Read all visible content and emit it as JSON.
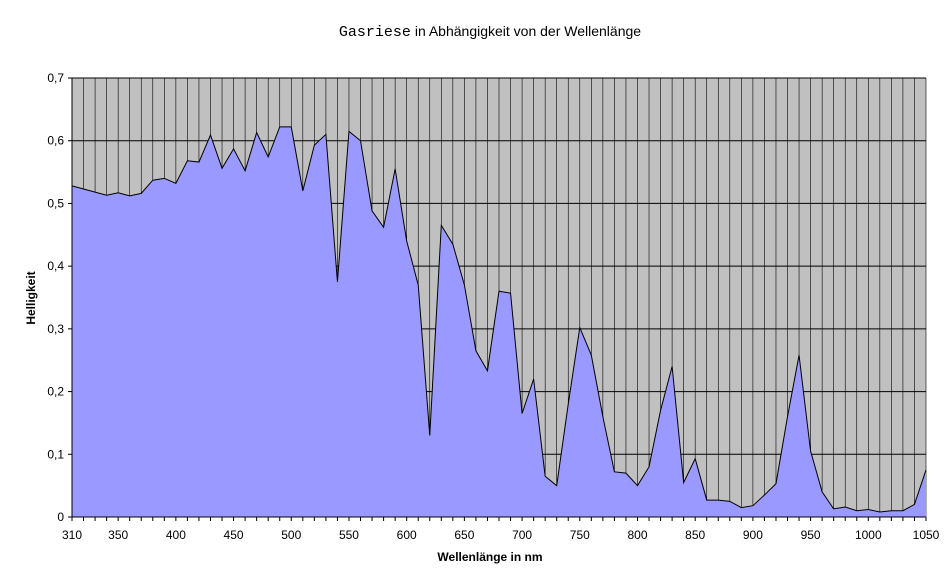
{
  "chart_data": {
    "type": "area",
    "title_main": "Gasriese",
    "title_rest": " in Abhängigkeit von der Wellenlänge",
    "xlabel": "Wellenlänge in nm",
    "ylabel": "Helligkeit",
    "xlim": [
      310,
      1050
    ],
    "ylim": [
      0,
      0.7
    ],
    "y_ticks": [
      "0",
      "0,1",
      "0,2",
      "0,3",
      "0,4",
      "0,5",
      "0,6",
      "0,7"
    ],
    "x_tick_labels": [
      "310",
      "350",
      "400",
      "450",
      "500",
      "550",
      "600",
      "650",
      "700",
      "750",
      "800",
      "850",
      "900",
      "950",
      "1000",
      "1050"
    ],
    "grid": "horizontal major, vertical per 10 nm",
    "colors": {
      "plot_bg": "#c0c0c0",
      "area_fill": "#9999ff",
      "line": "#000000"
    },
    "x": [
      310,
      320,
      330,
      340,
      350,
      360,
      370,
      380,
      390,
      400,
      410,
      420,
      430,
      440,
      450,
      460,
      470,
      480,
      490,
      500,
      510,
      520,
      530,
      540,
      550,
      560,
      570,
      580,
      590,
      600,
      610,
      620,
      630,
      640,
      650,
      660,
      670,
      680,
      690,
      700,
      710,
      720,
      730,
      740,
      750,
      760,
      770,
      780,
      790,
      800,
      810,
      820,
      830,
      840,
      850,
      860,
      870,
      880,
      890,
      900,
      910,
      920,
      930,
      940,
      950,
      960,
      970,
      980,
      990,
      1000,
      1010,
      1020,
      1030,
      1040,
      1050
    ],
    "values": [
      0.528,
      0.523,
      0.518,
      0.513,
      0.517,
      0.512,
      0.516,
      0.537,
      0.54,
      0.532,
      0.568,
      0.566,
      0.609,
      0.556,
      0.587,
      0.552,
      0.613,
      0.574,
      0.622,
      0.622,
      0.52,
      0.593,
      0.61,
      0.375,
      0.615,
      0.6,
      0.488,
      0.462,
      0.555,
      0.44,
      0.37,
      0.13,
      0.465,
      0.435,
      0.37,
      0.265,
      0.233,
      0.36,
      0.357,
      0.165,
      0.22,
      0.065,
      0.05,
      0.18,
      0.302,
      0.258,
      0.16,
      0.072,
      0.07,
      0.05,
      0.08,
      0.17,
      0.24,
      0.055,
      0.093,
      0.027,
      0.027,
      0.025,
      0.015,
      0.018,
      0.035,
      0.053,
      0.16,
      0.258,
      0.105,
      0.04,
      0.013,
      0.016,
      0.01,
      0.012,
      0.008,
      0.01,
      0.01,
      0.02,
      0.075
    ]
  }
}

━━━━━━━━━━━━━━━━━━━━

» PROBLEM TO WORK ON
Which lines in the data above contain "Wellenlänge"? Show each one.

» THE RESPONSE
    "title_rest": " in Abhängigkeit von der Wellenlänge",
    "xlabel": "Wellenlänge in nm",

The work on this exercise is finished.